Stated task — Reading down the listing below, count the lines where the word "Impact" shows up, then give only that count.

++++ Dataset records ++++

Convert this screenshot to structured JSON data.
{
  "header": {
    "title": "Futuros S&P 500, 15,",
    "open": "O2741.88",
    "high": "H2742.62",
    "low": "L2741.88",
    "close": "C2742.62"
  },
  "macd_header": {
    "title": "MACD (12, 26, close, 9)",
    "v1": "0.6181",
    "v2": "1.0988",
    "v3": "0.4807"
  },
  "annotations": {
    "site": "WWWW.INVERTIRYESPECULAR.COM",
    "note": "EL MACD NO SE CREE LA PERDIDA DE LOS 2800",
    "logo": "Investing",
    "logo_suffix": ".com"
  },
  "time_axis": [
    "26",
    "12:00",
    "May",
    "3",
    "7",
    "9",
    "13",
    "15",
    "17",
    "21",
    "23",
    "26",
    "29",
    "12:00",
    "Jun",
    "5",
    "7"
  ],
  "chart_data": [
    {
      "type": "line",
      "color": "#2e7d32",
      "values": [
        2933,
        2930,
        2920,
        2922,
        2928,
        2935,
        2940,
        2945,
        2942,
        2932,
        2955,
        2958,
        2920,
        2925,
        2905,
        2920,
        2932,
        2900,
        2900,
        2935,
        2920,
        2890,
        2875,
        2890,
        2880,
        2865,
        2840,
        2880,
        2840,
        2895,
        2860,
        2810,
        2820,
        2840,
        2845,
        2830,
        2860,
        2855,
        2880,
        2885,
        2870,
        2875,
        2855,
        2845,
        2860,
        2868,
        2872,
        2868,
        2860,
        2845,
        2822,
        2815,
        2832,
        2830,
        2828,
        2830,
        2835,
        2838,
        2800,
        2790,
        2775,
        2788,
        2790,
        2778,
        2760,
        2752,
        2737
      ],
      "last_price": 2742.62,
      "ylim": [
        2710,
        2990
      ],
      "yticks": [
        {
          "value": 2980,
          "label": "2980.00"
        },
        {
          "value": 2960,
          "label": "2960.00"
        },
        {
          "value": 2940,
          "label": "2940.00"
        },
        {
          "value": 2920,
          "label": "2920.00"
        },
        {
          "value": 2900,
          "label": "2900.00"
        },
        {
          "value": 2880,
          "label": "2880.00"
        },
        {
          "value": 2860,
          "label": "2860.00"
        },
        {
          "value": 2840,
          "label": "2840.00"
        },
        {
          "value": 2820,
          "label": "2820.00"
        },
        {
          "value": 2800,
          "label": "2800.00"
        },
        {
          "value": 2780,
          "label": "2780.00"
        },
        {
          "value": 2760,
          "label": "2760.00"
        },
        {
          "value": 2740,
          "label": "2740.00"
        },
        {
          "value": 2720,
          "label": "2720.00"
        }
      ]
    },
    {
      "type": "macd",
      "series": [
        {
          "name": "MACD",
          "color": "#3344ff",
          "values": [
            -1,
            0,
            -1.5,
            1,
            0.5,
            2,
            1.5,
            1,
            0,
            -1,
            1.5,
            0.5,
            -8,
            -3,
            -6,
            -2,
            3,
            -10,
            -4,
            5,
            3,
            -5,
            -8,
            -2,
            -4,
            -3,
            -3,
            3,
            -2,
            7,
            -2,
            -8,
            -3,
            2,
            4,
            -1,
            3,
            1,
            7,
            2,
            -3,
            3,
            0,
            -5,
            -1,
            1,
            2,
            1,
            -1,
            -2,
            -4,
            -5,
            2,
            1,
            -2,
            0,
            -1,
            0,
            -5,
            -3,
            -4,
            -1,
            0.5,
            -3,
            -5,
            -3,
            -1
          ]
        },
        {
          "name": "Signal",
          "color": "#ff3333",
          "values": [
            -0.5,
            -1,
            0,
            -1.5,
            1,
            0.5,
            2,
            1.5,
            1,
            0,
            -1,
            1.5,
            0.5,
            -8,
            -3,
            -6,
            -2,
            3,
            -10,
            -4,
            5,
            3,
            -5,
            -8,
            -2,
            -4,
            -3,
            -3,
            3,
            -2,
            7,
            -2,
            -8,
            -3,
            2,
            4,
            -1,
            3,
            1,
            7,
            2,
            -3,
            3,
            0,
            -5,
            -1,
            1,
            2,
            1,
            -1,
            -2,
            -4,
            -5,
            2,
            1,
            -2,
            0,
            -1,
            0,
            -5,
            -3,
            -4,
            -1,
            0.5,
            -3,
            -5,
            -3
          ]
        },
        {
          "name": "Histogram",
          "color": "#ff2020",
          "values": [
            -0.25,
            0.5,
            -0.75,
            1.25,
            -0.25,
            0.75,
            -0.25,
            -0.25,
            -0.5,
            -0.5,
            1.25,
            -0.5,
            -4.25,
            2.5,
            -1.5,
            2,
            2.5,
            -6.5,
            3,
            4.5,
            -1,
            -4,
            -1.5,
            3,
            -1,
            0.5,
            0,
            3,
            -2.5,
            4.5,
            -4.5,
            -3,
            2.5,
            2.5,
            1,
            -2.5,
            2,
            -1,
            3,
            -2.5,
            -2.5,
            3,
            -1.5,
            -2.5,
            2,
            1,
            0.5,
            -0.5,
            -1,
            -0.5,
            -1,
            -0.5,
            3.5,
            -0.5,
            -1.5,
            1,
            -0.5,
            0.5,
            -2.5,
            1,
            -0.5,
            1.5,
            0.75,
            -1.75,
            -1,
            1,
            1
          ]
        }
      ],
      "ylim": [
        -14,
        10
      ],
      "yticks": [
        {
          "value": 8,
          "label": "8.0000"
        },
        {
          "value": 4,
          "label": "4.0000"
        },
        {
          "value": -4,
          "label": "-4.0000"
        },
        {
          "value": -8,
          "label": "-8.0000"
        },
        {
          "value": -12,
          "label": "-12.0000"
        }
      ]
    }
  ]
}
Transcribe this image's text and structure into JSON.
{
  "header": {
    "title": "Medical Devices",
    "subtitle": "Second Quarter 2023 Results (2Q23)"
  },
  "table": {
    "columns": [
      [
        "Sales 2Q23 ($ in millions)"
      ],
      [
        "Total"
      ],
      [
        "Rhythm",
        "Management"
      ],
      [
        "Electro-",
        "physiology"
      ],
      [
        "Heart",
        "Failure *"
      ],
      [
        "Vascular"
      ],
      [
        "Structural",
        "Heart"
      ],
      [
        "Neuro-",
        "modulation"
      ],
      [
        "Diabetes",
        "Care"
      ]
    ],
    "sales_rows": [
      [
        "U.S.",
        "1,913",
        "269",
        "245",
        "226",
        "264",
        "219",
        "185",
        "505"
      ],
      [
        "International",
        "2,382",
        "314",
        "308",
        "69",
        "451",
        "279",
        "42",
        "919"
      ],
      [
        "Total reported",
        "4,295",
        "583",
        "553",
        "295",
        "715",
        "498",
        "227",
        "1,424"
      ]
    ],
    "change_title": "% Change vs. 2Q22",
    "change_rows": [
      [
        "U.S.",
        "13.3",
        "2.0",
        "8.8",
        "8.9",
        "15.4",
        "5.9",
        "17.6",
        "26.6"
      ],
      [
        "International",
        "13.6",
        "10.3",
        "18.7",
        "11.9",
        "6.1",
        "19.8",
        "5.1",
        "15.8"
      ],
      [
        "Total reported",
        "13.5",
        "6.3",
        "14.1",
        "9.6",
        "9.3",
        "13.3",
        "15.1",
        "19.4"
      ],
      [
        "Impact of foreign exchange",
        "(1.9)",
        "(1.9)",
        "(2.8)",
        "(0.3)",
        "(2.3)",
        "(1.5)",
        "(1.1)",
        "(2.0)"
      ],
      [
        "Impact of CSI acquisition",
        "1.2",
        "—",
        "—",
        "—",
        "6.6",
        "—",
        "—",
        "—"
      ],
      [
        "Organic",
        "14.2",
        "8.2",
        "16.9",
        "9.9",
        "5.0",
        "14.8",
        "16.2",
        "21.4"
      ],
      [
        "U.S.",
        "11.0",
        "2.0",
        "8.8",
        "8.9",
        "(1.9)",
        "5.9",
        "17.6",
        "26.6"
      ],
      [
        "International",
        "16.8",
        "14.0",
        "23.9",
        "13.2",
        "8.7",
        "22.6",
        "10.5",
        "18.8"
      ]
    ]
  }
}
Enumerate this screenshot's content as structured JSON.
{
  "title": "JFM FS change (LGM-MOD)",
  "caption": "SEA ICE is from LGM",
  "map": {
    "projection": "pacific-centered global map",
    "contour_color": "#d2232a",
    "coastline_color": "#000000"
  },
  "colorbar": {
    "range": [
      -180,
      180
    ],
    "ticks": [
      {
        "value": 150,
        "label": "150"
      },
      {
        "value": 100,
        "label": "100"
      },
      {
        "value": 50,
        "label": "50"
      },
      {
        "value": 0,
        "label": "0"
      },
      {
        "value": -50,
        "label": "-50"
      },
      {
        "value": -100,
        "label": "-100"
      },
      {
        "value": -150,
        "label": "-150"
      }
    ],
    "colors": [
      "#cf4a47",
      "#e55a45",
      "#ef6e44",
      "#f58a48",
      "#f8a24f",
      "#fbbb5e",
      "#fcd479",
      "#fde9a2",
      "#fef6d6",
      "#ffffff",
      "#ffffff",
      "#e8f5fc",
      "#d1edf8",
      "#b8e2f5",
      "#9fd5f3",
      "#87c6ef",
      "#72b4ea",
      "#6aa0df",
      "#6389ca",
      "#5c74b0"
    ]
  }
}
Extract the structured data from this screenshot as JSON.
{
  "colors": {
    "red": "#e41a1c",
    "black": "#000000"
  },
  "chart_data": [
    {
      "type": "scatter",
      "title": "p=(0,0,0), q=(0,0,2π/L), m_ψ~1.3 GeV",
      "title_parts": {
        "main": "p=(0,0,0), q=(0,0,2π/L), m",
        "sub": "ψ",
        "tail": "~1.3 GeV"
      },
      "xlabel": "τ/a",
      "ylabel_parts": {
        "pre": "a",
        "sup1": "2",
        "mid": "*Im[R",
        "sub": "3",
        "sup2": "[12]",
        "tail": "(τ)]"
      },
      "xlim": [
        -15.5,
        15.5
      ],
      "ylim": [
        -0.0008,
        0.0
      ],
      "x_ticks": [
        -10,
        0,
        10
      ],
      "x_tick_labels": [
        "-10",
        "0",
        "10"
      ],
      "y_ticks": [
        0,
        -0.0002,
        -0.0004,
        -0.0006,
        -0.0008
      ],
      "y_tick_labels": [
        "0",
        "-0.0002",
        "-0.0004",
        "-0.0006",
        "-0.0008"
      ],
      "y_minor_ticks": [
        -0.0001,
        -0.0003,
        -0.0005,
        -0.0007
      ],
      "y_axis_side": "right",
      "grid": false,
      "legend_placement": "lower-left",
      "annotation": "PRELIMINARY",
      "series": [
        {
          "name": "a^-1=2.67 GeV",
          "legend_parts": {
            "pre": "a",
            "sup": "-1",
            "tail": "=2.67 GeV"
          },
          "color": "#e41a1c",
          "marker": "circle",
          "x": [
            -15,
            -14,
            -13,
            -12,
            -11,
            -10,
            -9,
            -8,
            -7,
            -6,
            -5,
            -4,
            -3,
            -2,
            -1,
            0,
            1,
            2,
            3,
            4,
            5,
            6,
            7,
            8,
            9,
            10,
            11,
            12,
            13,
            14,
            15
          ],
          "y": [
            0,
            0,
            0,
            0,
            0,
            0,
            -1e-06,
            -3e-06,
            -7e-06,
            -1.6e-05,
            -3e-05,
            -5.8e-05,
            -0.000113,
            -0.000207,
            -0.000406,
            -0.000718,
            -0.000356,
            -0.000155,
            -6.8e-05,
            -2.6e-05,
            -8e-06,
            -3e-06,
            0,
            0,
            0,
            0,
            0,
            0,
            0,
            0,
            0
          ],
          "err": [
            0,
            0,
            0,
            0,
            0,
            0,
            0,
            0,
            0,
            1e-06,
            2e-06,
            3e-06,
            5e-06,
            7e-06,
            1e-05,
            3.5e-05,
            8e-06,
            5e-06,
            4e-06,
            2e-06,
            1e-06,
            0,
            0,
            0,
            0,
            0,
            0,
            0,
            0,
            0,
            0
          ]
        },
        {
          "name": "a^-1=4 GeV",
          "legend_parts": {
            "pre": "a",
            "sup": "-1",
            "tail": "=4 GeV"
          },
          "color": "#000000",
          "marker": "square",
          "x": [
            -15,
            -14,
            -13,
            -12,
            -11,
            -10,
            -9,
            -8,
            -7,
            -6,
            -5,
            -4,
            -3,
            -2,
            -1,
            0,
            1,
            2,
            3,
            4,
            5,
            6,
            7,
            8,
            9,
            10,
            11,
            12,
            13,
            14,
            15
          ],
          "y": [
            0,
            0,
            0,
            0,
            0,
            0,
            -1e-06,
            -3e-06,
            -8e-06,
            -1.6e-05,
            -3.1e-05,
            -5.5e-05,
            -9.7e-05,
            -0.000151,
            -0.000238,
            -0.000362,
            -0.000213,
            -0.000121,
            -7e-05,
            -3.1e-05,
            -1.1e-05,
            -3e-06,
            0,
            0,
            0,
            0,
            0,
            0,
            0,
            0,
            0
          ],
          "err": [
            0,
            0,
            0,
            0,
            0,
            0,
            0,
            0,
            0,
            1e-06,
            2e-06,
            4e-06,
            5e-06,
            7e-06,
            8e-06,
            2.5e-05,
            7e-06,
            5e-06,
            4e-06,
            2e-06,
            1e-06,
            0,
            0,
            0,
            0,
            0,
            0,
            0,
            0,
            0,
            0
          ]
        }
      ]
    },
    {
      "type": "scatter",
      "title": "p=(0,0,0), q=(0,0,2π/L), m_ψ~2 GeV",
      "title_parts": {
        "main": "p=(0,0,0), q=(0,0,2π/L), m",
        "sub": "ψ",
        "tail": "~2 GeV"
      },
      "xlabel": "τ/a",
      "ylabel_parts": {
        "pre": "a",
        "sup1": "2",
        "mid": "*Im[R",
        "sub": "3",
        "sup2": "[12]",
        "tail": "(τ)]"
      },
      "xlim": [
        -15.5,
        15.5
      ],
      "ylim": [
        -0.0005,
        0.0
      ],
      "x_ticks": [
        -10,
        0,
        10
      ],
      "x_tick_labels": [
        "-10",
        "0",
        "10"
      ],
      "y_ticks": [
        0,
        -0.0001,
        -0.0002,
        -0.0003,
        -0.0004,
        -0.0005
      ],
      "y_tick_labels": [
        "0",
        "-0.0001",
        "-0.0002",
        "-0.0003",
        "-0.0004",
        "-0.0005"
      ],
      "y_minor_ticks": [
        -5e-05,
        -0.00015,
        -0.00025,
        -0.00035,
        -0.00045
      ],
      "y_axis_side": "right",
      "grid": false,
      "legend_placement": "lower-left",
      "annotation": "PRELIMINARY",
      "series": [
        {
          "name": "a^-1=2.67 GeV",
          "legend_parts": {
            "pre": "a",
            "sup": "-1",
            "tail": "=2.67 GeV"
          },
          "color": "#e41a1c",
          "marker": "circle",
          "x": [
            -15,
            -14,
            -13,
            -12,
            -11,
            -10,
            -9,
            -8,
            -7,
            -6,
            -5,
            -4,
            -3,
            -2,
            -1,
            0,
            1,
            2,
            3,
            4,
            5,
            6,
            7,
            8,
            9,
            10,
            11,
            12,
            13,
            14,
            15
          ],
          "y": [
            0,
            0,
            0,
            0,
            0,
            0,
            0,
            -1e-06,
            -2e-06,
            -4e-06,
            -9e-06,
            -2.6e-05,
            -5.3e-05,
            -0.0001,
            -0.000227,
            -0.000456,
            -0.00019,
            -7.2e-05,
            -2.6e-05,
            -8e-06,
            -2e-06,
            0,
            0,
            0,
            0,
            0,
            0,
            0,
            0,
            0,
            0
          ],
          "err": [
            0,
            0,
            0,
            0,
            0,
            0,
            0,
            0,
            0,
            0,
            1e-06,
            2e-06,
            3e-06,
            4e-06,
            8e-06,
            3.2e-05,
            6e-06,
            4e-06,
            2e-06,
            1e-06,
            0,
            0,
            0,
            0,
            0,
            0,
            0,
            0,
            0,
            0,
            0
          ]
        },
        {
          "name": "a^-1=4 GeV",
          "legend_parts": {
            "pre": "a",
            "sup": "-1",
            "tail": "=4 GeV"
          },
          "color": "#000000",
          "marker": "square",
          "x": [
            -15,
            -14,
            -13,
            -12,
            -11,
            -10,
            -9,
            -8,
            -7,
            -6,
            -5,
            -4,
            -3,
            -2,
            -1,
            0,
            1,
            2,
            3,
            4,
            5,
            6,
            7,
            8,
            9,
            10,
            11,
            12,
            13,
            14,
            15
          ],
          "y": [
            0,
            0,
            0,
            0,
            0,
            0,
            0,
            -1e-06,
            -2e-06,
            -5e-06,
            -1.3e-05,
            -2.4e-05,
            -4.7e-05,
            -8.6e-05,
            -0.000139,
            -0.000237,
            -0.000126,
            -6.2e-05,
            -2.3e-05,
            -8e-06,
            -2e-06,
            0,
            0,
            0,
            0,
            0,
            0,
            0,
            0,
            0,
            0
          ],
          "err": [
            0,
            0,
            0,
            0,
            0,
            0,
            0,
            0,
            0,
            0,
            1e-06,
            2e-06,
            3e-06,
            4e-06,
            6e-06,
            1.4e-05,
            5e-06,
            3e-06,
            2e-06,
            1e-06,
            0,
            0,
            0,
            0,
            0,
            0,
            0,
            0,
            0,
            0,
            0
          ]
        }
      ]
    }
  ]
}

++++

Right answer — 2